▶ **TASK**
Edit the lines running from the line with "event-location: KunstRUIM, Jodenbreestraat" up to and including the line with "signup-label: Graag vooraf": write them out again with "personen" replaced by "mensen" and everything else left unchanged.

▶ **Stored items**
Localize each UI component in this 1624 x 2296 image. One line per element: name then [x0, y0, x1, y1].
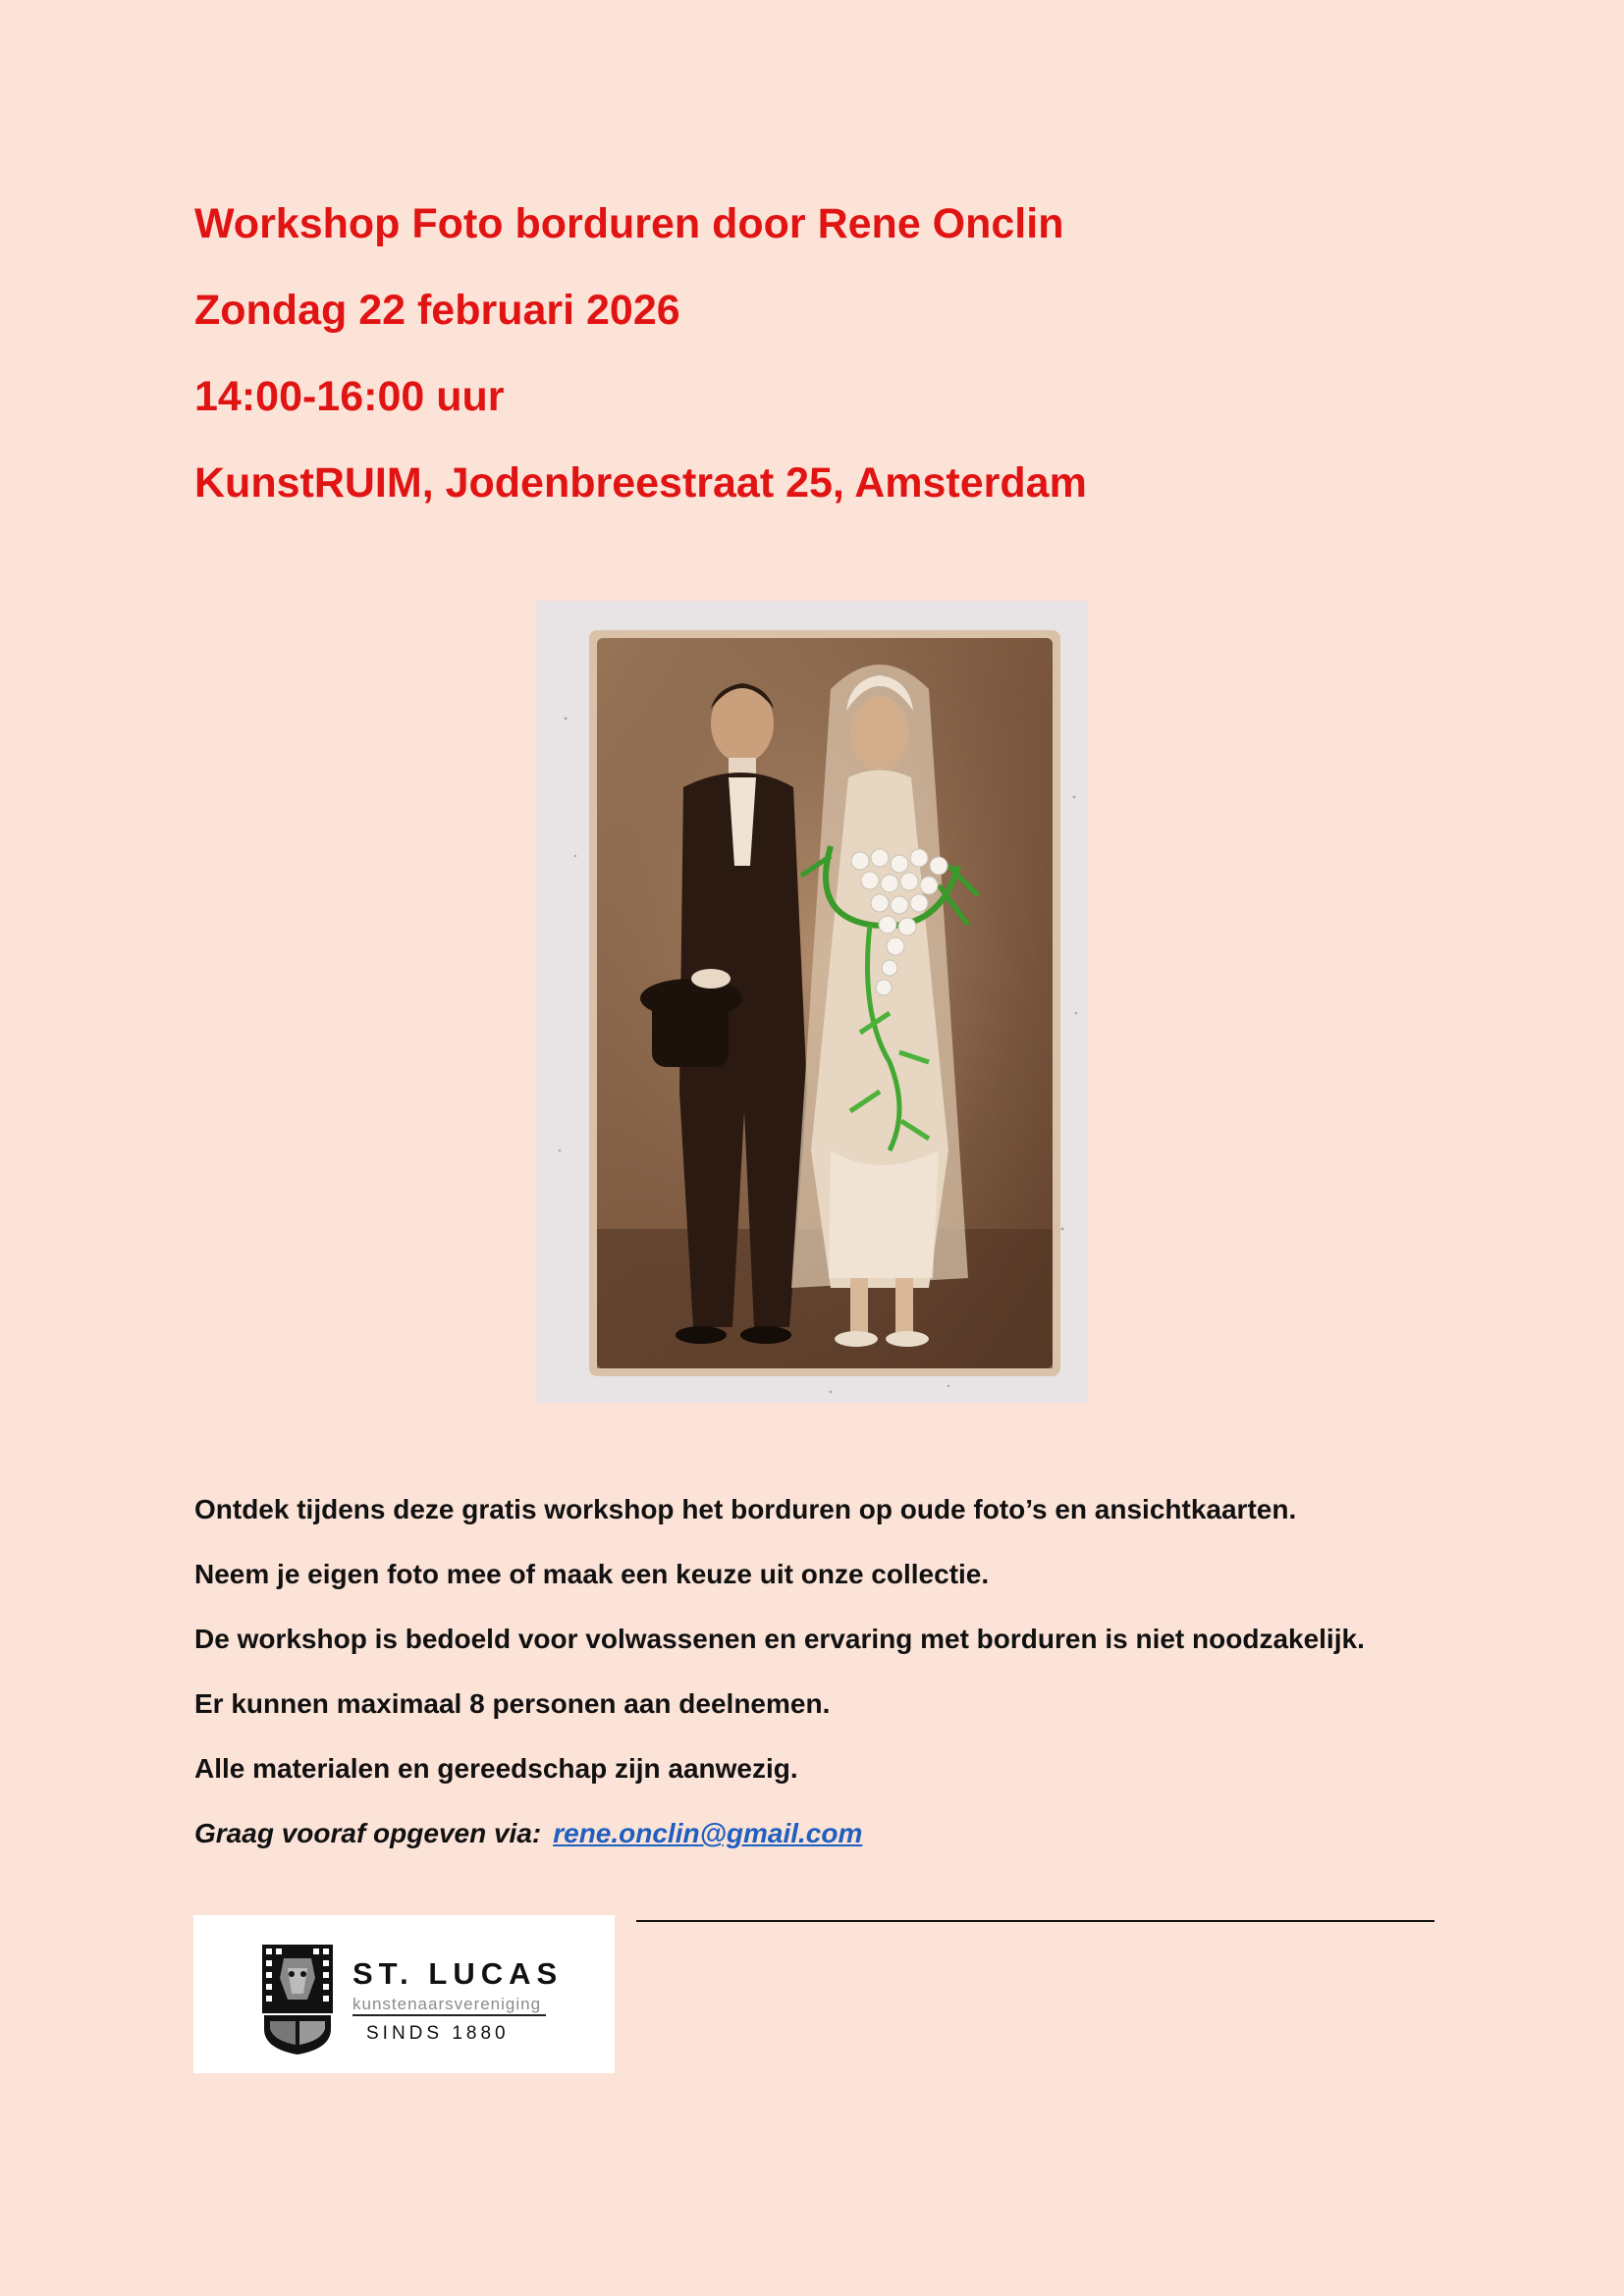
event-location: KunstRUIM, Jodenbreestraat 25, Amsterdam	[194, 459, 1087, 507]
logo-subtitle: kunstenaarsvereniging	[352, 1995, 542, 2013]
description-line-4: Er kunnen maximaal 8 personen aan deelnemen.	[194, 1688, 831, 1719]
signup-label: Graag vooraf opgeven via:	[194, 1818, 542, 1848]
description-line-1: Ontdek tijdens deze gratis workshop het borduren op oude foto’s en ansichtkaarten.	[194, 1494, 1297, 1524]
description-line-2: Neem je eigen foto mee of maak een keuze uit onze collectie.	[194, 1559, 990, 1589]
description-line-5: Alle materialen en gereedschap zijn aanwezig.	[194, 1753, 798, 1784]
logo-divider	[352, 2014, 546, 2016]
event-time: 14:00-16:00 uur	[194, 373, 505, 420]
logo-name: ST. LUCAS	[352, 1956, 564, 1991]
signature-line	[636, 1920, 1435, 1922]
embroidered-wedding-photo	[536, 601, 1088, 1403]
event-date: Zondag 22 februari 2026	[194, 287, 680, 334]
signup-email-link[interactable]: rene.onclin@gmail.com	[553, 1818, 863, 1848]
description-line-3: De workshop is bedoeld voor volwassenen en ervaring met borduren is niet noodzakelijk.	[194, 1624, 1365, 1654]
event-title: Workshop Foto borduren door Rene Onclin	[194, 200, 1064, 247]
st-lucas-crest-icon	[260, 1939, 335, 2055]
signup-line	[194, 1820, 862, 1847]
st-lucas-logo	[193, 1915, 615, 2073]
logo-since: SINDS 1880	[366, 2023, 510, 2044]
...
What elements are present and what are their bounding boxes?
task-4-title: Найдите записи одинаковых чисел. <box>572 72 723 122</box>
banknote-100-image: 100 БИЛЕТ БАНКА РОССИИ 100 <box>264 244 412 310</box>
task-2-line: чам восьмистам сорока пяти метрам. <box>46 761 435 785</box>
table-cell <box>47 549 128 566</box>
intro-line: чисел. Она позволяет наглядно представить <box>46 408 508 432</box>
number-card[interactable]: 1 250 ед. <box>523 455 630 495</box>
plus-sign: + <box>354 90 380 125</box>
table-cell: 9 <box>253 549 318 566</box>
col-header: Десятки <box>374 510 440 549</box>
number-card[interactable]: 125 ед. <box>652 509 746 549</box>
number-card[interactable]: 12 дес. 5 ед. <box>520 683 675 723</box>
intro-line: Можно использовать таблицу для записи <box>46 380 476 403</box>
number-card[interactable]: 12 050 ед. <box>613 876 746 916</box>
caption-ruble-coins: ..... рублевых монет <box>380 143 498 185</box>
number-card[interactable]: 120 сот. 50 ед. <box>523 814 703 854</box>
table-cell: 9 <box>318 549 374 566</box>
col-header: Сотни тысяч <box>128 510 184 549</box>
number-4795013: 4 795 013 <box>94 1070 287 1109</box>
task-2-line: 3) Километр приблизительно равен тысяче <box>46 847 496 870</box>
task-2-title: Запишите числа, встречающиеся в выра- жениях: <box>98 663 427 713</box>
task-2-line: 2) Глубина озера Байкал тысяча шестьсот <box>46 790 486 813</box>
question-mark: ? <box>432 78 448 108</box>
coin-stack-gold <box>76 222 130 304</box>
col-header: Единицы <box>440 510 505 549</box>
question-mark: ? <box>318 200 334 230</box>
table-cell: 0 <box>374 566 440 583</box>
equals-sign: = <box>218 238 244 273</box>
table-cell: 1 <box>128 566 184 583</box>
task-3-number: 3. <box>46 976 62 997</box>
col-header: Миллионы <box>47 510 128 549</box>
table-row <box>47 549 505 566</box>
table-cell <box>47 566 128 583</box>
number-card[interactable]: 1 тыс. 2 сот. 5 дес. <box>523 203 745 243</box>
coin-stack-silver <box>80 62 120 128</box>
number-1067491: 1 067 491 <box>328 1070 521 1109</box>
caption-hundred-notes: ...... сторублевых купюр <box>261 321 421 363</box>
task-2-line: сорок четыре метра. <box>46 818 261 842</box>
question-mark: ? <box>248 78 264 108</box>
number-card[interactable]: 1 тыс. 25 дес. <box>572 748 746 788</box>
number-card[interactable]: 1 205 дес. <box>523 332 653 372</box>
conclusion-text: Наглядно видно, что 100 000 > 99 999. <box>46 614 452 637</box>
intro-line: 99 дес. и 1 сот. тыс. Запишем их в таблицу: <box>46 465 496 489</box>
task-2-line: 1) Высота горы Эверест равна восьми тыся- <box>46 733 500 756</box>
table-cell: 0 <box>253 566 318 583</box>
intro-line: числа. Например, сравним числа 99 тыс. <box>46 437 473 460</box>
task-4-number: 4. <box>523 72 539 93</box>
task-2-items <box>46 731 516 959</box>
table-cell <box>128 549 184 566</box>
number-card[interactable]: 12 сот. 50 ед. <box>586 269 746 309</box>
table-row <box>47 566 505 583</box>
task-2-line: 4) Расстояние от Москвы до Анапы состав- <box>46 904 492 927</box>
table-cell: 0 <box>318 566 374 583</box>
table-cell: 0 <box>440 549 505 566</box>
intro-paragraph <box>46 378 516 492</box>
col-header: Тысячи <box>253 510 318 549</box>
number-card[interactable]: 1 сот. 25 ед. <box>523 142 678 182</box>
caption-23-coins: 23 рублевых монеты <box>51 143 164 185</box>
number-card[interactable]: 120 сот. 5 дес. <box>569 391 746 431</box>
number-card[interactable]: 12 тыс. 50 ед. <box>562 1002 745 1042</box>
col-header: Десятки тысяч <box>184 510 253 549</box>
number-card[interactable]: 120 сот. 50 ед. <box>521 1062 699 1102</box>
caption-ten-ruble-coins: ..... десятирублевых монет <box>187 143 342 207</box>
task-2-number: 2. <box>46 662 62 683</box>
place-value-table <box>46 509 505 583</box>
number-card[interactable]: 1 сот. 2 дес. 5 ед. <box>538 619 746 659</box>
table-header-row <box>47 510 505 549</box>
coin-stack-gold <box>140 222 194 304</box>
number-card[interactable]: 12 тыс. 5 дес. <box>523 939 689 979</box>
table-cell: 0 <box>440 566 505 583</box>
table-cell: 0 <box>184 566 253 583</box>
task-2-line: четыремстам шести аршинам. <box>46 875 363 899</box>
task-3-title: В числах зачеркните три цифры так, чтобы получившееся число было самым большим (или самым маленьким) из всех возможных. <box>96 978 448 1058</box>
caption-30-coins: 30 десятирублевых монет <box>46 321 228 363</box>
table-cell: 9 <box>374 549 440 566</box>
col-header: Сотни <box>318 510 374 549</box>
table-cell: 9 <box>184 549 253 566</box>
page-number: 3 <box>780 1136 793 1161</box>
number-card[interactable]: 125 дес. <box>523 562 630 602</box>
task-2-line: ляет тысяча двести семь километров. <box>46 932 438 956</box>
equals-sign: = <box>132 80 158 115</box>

▶ **THE ANSWER**
event-location: KunstRUIM, Jodenbreestraat 25, Amsterdam	[194, 459, 1087, 507]
logo-subtitle: kunstenaarsvereniging	[352, 1995, 542, 2013]
description-line-4: Er kunnen maximaal 8 mensen aan deelnemen.	[194, 1688, 831, 1719]
signup-label: Graag vooraf opgeven via:	[194, 1818, 542, 1848]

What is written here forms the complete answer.